(Beginning of WORKING DATA)
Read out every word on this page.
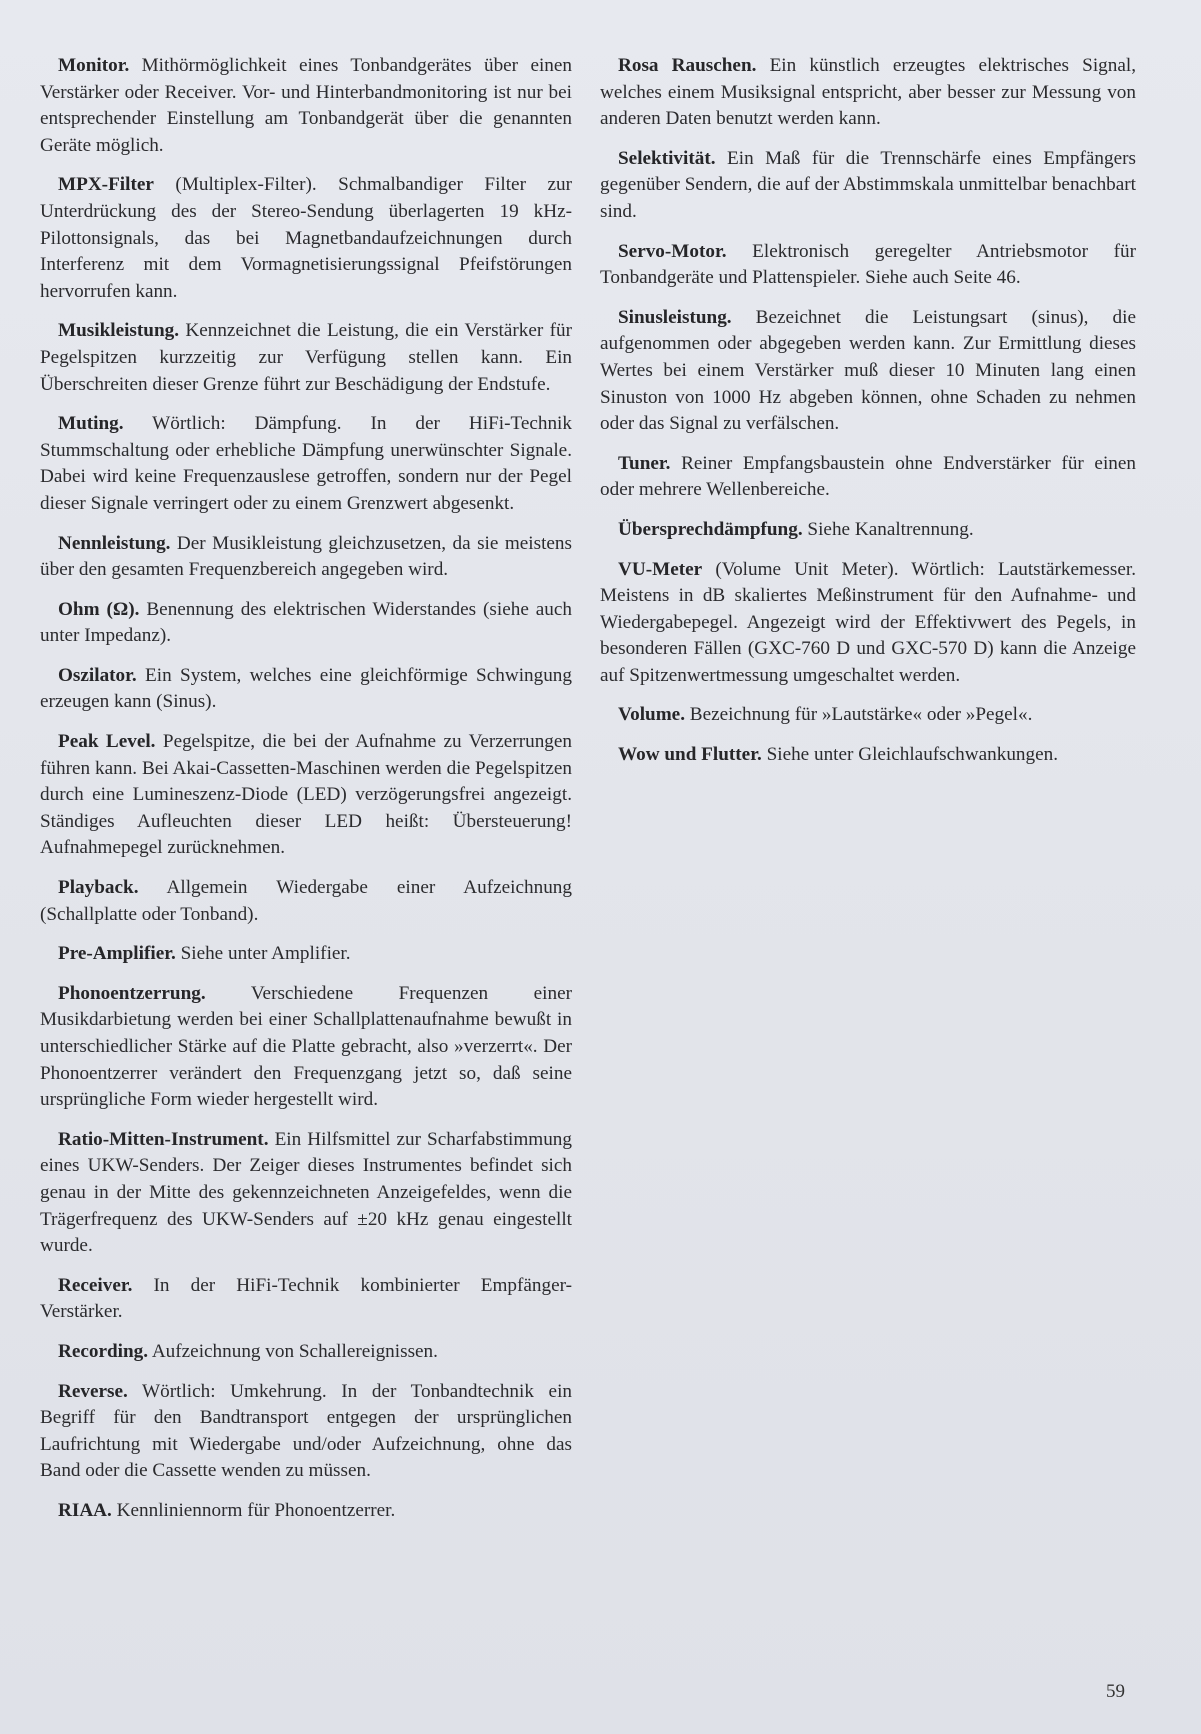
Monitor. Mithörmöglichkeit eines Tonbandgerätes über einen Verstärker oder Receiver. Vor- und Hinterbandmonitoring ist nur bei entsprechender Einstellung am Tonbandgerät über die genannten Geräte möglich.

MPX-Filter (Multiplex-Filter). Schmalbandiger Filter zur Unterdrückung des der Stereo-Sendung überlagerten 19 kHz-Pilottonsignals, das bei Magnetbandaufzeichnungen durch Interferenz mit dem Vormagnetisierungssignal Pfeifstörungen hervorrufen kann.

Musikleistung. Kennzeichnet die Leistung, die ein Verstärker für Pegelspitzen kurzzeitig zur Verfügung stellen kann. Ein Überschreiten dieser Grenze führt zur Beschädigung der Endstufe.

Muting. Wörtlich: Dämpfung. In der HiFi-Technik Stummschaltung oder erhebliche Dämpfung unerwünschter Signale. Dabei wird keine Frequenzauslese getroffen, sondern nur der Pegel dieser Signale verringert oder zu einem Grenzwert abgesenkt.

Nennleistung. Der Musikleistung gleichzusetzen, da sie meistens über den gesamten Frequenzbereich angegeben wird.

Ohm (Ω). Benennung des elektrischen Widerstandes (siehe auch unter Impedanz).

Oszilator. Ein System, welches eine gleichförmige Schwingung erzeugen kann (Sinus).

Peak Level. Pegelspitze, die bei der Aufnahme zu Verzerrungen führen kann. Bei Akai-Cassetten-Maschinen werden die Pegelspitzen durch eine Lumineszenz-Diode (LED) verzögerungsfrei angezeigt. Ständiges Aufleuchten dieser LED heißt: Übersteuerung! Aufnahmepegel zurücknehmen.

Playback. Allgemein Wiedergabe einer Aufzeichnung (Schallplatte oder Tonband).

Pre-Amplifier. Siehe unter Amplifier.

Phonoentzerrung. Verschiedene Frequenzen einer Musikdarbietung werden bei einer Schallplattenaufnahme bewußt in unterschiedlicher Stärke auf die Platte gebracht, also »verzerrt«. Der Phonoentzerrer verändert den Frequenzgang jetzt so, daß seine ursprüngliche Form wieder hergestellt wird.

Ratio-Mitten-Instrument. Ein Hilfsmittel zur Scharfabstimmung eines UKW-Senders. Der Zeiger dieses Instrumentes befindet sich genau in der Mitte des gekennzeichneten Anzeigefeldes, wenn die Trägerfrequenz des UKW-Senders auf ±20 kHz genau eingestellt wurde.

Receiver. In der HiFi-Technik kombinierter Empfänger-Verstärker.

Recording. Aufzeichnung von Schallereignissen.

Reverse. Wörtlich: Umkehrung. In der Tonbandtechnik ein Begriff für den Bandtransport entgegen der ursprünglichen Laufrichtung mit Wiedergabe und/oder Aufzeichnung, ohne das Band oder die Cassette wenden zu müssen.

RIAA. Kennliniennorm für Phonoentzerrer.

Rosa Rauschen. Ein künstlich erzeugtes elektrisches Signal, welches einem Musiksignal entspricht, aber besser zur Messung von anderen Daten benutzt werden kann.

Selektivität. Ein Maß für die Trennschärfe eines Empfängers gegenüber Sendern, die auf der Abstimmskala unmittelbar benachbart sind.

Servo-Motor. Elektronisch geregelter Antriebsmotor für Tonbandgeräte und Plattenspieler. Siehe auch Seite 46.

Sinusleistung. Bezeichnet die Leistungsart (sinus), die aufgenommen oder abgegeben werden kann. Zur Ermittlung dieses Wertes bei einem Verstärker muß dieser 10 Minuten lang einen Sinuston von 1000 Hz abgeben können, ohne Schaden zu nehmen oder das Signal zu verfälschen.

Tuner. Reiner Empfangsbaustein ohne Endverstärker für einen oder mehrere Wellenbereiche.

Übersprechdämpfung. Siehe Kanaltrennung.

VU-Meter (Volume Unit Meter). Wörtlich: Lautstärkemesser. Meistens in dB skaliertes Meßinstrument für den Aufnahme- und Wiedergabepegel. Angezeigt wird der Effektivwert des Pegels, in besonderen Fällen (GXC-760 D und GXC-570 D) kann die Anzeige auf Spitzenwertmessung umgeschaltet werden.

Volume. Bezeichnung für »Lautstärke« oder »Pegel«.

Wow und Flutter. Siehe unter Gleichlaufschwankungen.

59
(End of WORKING DATA)
(Beginning of WORKING DATA)
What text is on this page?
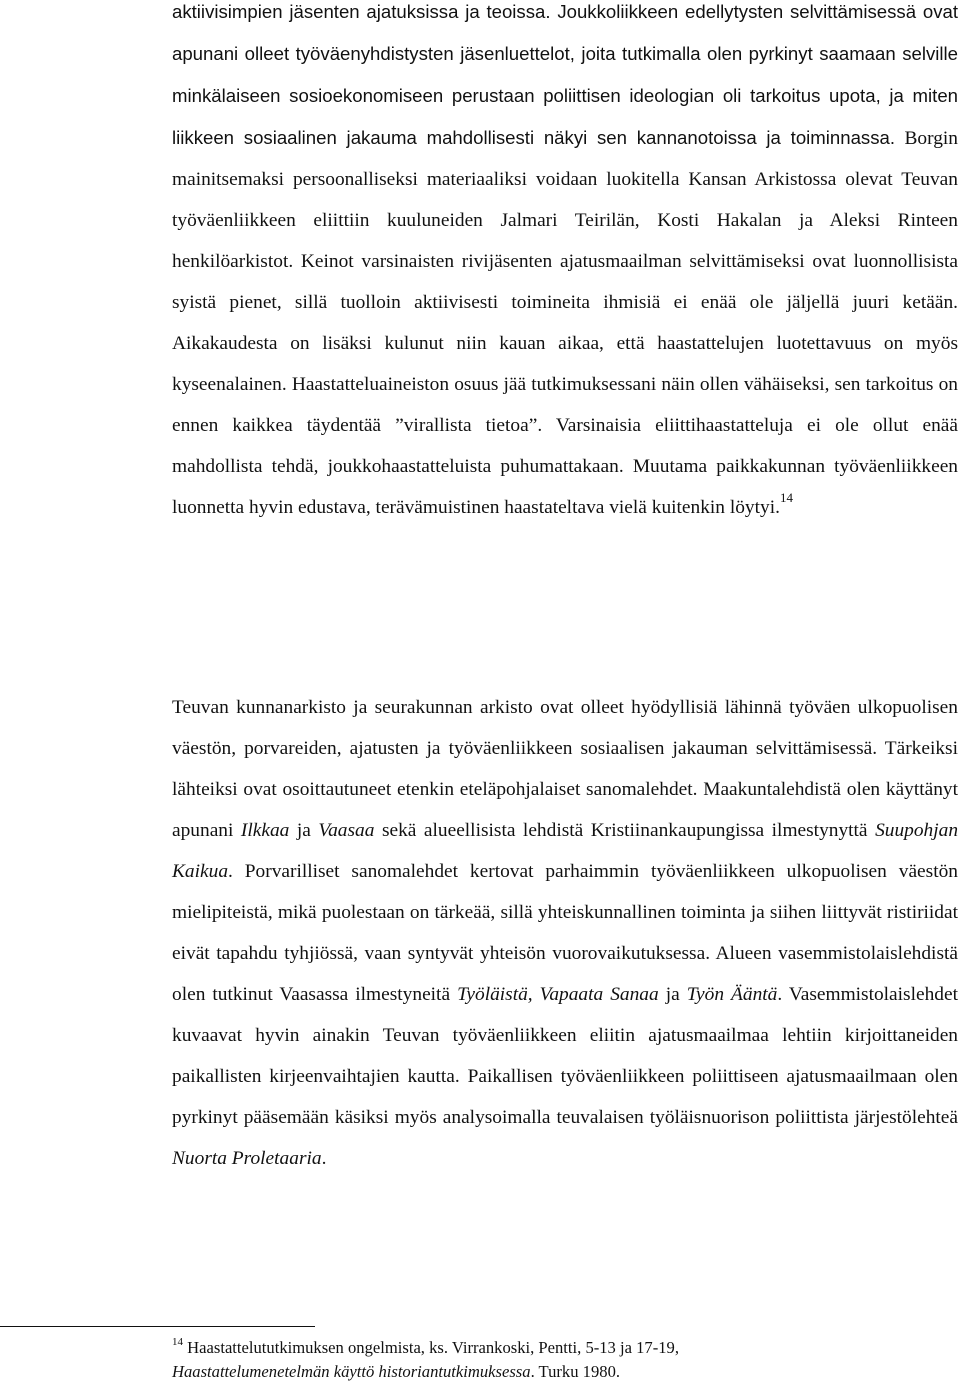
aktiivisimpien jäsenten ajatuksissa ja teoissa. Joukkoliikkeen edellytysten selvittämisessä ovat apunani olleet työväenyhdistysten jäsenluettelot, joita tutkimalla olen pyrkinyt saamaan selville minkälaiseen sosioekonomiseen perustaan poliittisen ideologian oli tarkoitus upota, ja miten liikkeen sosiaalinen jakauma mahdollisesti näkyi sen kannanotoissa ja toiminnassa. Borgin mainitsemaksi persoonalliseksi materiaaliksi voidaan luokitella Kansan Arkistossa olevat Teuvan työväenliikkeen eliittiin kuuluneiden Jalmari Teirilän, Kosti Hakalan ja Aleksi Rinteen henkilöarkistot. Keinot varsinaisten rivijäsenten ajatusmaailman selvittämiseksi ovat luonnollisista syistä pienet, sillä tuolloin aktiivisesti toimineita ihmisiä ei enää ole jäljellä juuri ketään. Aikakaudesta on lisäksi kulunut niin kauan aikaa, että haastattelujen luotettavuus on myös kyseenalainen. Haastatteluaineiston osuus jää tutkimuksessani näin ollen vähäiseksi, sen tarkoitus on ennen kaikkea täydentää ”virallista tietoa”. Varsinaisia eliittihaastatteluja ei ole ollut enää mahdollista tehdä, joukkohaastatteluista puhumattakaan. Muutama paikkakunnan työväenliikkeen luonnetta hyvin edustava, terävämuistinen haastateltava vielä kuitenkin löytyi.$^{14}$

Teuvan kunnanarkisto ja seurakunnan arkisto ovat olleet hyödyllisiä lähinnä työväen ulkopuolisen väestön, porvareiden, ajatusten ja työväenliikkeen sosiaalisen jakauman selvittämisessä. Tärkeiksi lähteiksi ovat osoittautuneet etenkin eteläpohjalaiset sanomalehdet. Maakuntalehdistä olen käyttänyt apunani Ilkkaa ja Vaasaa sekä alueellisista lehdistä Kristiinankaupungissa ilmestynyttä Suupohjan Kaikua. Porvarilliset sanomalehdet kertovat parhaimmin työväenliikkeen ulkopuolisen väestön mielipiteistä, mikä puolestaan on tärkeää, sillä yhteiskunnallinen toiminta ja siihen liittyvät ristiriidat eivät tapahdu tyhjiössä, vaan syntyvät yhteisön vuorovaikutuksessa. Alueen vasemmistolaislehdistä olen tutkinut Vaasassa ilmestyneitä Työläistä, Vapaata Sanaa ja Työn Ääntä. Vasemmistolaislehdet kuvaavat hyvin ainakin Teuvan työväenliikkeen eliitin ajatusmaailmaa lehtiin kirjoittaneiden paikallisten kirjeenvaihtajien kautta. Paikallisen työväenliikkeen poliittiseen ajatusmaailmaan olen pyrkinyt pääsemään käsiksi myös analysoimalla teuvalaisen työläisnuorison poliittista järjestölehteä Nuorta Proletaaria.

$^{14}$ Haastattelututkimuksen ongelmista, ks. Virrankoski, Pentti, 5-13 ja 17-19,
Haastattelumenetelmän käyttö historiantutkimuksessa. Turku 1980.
(End of WORKING DATA)
■ YOUR TASK: Filter the entries above down to the lines that contain "werden".

■ COMPLETED TASK:
Peak Level. Pegelspitze, die bei der Aufnahme zu Verzerrungen führen kann. Bei Akai-Cassetten-Maschinen werden die Pegelspitzen durch eine Lumineszenz-Diode (LED) verzögerungsfrei angezeigt. Ständiges Aufleuchten dieser LED heißt: Übersteuerung! Aufnahmepegel zurücknehmen.
Phonoentzerrung. Verschiedene Frequenzen einer Musikdarbietung werden bei einer Schallplattenaufnahme bewußt in unterschiedlicher Stärke auf die Platte gebracht, also »verzerrt«. Der Phonoentzerrer verändert den Frequenzgang jetzt so, daß seine ursprüngliche Form wieder hergestellt wird.
Rosa Rauschen. Ein künstlich erzeugtes elektrisches Signal, welches einem Musiksignal entspricht, aber besser zur Messung von anderen Daten benutzt werden kann.
Sinusleistung. Bezeichnet die Leistungsart (sinus), die aufgenommen oder abgegeben werden kann. Zur Ermittlung dieses Wertes bei einem Verstärker muß dieser 10 Minuten lang einen Sinuston von 1000 Hz abgeben können, ohne Schaden zu nehmen oder das Signal zu verfälschen.
VU-Meter (Volume Unit Meter). Wörtlich: Lautstärkemesser. Meistens in dB skaliertes Meßinstrument für den Aufnahme- und Wiedergabepegel. Angezeigt wird der Effektivwert des Pegels, in besonderen Fällen (GXC-760 D und GXC-570 D) kann die Anzeige auf Spitzenwertmessung umgeschaltet werden.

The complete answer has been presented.